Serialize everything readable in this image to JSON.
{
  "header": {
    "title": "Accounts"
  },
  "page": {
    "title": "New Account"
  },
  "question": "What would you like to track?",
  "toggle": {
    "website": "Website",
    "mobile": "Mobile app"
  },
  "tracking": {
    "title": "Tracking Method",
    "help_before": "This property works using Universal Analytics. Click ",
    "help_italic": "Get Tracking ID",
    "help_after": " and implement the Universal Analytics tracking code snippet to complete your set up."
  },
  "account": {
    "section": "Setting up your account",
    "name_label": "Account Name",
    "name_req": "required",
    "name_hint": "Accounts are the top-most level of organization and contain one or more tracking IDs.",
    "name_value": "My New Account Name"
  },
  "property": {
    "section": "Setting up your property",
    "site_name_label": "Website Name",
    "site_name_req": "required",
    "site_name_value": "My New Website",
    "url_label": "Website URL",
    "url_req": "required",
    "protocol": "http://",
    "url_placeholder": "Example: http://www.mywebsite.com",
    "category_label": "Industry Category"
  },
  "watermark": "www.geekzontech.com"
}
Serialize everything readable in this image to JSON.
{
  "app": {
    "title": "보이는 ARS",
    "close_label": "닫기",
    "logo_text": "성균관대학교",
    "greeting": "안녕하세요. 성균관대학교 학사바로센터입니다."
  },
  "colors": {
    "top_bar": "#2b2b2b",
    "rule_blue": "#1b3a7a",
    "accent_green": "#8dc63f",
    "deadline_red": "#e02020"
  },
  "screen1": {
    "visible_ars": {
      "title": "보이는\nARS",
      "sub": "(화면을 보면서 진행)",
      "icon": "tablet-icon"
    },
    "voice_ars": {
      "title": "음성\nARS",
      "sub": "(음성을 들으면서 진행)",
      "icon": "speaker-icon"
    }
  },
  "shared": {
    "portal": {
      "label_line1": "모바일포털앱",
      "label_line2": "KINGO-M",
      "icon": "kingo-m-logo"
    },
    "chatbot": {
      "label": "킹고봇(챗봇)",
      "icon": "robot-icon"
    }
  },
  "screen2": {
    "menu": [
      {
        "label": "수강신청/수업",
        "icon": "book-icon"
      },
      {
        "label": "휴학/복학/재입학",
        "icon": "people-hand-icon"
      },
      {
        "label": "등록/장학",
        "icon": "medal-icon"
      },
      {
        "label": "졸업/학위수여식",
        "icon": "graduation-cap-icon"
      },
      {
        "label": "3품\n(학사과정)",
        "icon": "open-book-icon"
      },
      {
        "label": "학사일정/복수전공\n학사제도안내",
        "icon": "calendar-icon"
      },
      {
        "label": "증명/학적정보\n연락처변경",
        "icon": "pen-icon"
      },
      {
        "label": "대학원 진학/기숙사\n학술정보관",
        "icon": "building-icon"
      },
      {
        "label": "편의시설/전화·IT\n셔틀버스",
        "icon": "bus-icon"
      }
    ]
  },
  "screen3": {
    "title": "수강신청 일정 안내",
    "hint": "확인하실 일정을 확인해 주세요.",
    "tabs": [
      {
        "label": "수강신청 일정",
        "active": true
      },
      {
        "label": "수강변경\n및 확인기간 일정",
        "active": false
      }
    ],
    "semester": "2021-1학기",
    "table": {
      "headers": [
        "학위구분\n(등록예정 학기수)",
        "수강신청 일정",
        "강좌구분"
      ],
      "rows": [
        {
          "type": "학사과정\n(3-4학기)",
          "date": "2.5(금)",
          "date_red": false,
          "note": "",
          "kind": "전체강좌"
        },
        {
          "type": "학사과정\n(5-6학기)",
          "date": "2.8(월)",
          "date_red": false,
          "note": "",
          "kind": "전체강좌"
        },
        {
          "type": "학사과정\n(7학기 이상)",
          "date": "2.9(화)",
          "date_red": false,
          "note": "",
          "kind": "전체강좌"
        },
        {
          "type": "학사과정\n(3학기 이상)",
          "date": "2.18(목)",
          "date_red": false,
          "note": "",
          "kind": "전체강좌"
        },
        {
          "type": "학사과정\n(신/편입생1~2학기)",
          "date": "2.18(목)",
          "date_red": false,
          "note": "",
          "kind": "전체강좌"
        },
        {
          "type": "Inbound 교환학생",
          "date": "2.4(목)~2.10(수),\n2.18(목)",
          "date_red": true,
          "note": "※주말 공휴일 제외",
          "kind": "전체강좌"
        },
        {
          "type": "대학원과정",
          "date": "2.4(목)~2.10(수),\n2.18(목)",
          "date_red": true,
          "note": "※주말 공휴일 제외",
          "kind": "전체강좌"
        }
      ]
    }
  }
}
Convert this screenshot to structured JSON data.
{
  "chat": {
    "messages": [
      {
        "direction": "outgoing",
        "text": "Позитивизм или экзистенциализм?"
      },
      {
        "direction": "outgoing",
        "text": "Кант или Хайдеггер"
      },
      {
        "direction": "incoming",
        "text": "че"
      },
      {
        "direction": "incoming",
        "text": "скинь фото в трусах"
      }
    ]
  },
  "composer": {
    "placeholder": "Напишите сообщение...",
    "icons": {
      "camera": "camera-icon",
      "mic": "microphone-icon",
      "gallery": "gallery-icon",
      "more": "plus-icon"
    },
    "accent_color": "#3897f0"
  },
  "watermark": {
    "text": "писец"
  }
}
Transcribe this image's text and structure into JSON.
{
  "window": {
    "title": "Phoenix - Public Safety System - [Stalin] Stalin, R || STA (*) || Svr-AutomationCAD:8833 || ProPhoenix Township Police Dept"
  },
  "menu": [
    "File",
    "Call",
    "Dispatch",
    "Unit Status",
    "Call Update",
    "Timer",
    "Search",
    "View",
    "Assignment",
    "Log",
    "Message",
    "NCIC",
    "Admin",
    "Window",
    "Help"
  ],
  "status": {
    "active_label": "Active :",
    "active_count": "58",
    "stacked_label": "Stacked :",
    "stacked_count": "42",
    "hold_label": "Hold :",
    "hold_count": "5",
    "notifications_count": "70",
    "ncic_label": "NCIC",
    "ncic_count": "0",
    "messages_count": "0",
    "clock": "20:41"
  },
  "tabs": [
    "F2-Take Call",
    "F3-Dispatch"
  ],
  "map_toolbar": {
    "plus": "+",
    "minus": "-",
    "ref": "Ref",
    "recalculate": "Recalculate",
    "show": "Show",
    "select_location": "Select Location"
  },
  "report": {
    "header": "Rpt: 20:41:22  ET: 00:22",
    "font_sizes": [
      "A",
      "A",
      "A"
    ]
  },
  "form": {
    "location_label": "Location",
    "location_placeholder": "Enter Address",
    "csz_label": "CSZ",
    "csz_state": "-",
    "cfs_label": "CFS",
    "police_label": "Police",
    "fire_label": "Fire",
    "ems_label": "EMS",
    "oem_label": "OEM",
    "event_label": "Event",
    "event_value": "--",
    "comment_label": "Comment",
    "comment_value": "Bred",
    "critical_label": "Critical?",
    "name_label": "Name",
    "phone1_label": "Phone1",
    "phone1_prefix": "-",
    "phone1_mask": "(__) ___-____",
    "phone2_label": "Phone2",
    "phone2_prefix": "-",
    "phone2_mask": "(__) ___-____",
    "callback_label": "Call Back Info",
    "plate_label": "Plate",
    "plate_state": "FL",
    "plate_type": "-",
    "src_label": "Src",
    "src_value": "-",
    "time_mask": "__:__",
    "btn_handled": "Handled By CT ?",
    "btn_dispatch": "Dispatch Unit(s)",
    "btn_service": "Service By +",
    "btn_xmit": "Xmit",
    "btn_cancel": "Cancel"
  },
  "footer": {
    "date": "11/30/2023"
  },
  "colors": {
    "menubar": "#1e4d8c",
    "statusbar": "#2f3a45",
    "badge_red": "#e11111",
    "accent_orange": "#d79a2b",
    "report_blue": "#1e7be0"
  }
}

----------

* **WORK TO COMPLETE**: Return all of the data exactly as it reads.

* **EXERCISE RESULT**:
Serialize everything readable in this image to JSON.
{
  "header": {
    "title": "Accounts"
  },
  "page": {
    "title": "New Account"
  },
  "question": "What would you like to track?",
  "toggle": {
    "website": "Website",
    "mobile": "Mobile app"
  },
  "tracking": {
    "title": "Tracking Method",
    "help_before": "This property works using Universal Analytics. Click ",
    "help_italic": "Get Tracking ID",
    "help_after": " and implement the Universal Analytics tracking code snippet to complete your set up."
  },
  "account": {
    "section": "Setting up your account",
    "name_label": "Account Name",
    "name_req": "required",
    "name_hint": "Accounts are the top-most level of organization and contain one or more tracking IDs.",
    "name_value": "My New Account Name"
  },
  "property": {
    "section": "Setting up your property",
    "site_name_label": "Website Name",
    "site_name_req": "required",
    "site_name_value": "My New Website",
    "url_label": "Website URL",
    "url_req": "required",
    "protocol": "http://",
    "url_placeholder": "Example: http://www.mywebsite.com",
    "category_label": "Industry Category"
  },
  "watermark": "www.geekzontech.com"
}
Serialize everything readable in this image to JSON.
{
  "app": {
    "title": "보이는 ARS",
    "close_label": "닫기",
    "logo_text": "성균관대학교",
    "greeting": "안녕하세요. 성균관대학교 학사바로센터입니다."
  },
  "colors": {
    "top_bar": "#2b2b2b",
    "rule_blue": "#1b3a7a",
    "accent_green": "#8dc63f",
    "deadline_red": "#e02020"
  },
  "screen1": {
    "visible_ars": {
      "title": "보이는\nARS",
      "sub": "(화면을 보면서 진행)",
      "icon": "tablet-icon"
    },
    "voice_ars": {
      "title": "음성\nARS",
      "sub": "(음성을 들으면서 진행)",
      "icon": "speaker-icon"
    }
  },
  "shared": {
    "portal": {
      "label_line1": "모바일포털앱",
      "label_line2": "KINGO-M",
      "icon": "kingo-m-logo"
    },
    "chatbot": {
      "label": "킹고봇(챗봇)",
      "icon": "robot-icon"
    }
  },
  "screen2": {
    "menu": [
      {
        "label": "수강신청/수업",
        "icon": "book-icon"
      },
      {
        "label": "휴학/복학/재입학",
        "icon": "people-hand-icon"
      },
      {
        "label": "등록/장학",
        "icon": "medal-icon"
      },
      {
        "label": "졸업/학위수여식",
        "icon": "graduation-cap-icon"
      },
      {
        "label": "3품\n(학사과정)",
        "icon": "open-book-icon"
      },
      {
        "label": "학사일정/복수전공\n학사제도안내",
        "icon": "calendar-icon"
      },
      {
        "label": "증명/학적정보\n연락처변경",
        "icon": "pen-icon"
      },
      {
        "label": "대학원 진학/기숙사\n학술정보관",
        "icon": "building-icon"
      },
      {
        "label": "편의시설/전화·IT\n셔틀버스",
        "icon": "bus-icon"
      }
    ]
  },
  "screen3": {
    "title": "수강신청 일정 안내",
    "hint": "확인하실 일정을 확인해 주세요.",
    "tabs": [
      {
        "label": "수강신청 일정",
        "active": true
      },
      {
        "label": "수강변경\n및 확인기간 일정",
        "active": false
      }
    ],
    "semester": "2021-1학기",
    "table": {
      "headers": [
        "학위구분\n(등록예정 학기수)",
        "수강신청 일정",
        "강좌구분"
      ],
      "rows": [
        {
          "type": "학사과정\n(3-4학기)",
          "date": "2.5(금)",
          "date_red": false,
          "note": "",
          "kind": "전체강좌"
        },
        {
          "type": "학사과정\n(5-6학기)",
          "date": "2.8(월)",
          "date_red": false,
          "note": "",
          "kind": "전체강좌"
        },
        {
          "type": "학사과정\n(7학기 이상)",
          "date": "2.9(화)",
          "date_red": false,
          "note": "",
          "kind": "전체강좌"
        },
        {
          "type": "학사과정\n(3학기 이상)",
          "date": "2.18(목)",
          "date_red": false,
          "note": "",
          "kind": "전체강좌"
        },
        {
          "type": "학사과정\n(신/편입생1~2학기)",
          "date": "2.18(목)",
          "date_red": false,
          "note": "",
          "kind": "전체강좌"
        },
        {
          "type": "Inbound 교환학생",
          "date": "2.4(목)~2.10(수),\n2.18(목)",
          "date_red": true,
          "note": "※주말 공휴일 제외",
          "kind": "전체강좌"
        },
        {
          "type": "대학원과정",
          "date": "2.4(목)~2.10(수),\n2.18(목)",
          "date_red": true,
          "note": "※주말 공휴일 제외",
          "kind": "전체강좌"
        }
      ]
    }
  }
}
Convert this screenshot to structured JSON data.
{
  "chat": {
    "messages": [
      {
        "direction": "outgoing",
        "text": "Позитивизм или экзистенциализм?"
      },
      {
        "direction": "outgoing",
        "text": "Кант или Хайдеггер"
      },
      {
        "direction": "incoming",
        "text": "че"
      },
      {
        "direction": "incoming",
        "text": "скинь фото в трусах"
      }
    ]
  },
  "composer": {
    "placeholder": "Напишите сообщение...",
    "icons": {
      "camera": "camera-icon",
      "mic": "microphone-icon",
      "gallery": "gallery-icon",
      "more": "plus-icon"
    },
    "accent_color": "#3897f0"
  },
  "watermark": {
    "text": "писец"
  }
}
Transcribe this image's text and structure into JSON.
{
  "window": {
    "title": "Phoenix - Public Safety System - [Stalin] Stalin, R || STA (*) || Svr-AutomationCAD:8833 || ProPhoenix Township Police Dept"
  },
  "menu": [
    "File",
    "Call",
    "Dispatch",
    "Unit Status",
    "Call Update",
    "Timer",
    "Search",
    "View",
    "Assignment",
    "Log",
    "Message",
    "NCIC",
    "Admin",
    "Window",
    "Help"
  ],
  "status": {
    "active_label": "Active :",
    "active_count": "58",
    "stacked_label": "Stacked :",
    "stacked_count": "42",
    "hold_label": "Hold :",
    "hold_count": "5",
    "notifications_count": "70",
    "ncic_label": "NCIC",
    "ncic_count": "0",
    "messages_count": "0",
    "clock": "20:41"
  },
  "tabs": [
    "F2-Take Call",
    "F3-Dispatch"
  ],
  "map_toolbar": {
    "plus": "+",
    "minus": "-",
    "ref": "Ref",
    "recalculate": "Recalculate",
    "show": "Show",
    "select_location": "Select Location"
  },
  "report": {
    "header": "Rpt: 20:41:22  ET: 00:22",
    "font_sizes": [
      "A",
      "A",
      "A"
    ]
  },
  "form": {
    "location_label": "Location",
    "location_placeholder": "Enter Address",
    "csz_label": "CSZ",
    "csz_state": "-",
    "cfs_label": "CFS",
    "police_label": "Police",
    "fire_label": "Fire",
    "ems_label": "EMS",
    "oem_label": "OEM",
    "event_label": "Event",
    "event_value": "--",
    "comment_label": "Comment",
    "comment_value": "Bred",
    "critical_label": "Critical?",
    "name_label": "Name",
    "phone1_label": "Phone1",
    "phone1_prefix": "-",
    "phone1_mask": "(__) ___-____",
    "phone2_label": "Phone2",
    "phone2_prefix": "-",
    "phone2_mask": "(__) ___-____",
    "callback_label": "Call Back Info",
    "plate_label": "Plate",
    "plate_state": "FL",
    "plate_type": "-",
    "src_label": "Src",
    "src_value": "-",
    "time_mask": "__:__",
    "btn_handled": "Handled By CT ?",
    "btn_dispatch": "Dispatch Unit(s)",
    "btn_service": "Service By +",
    "btn_xmit": "Xmit",
    "btn_cancel": "Cancel"
  },
  "footer": {
    "date": "11/30/2023"
  },
  "colors": {
    "menubar": "#1e4d8c",
    "statusbar": "#2f3a45",
    "badge_red": "#e11111",
    "accent_orange": "#d79a2b",
    "report_blue": "#1e7be0"
  }
}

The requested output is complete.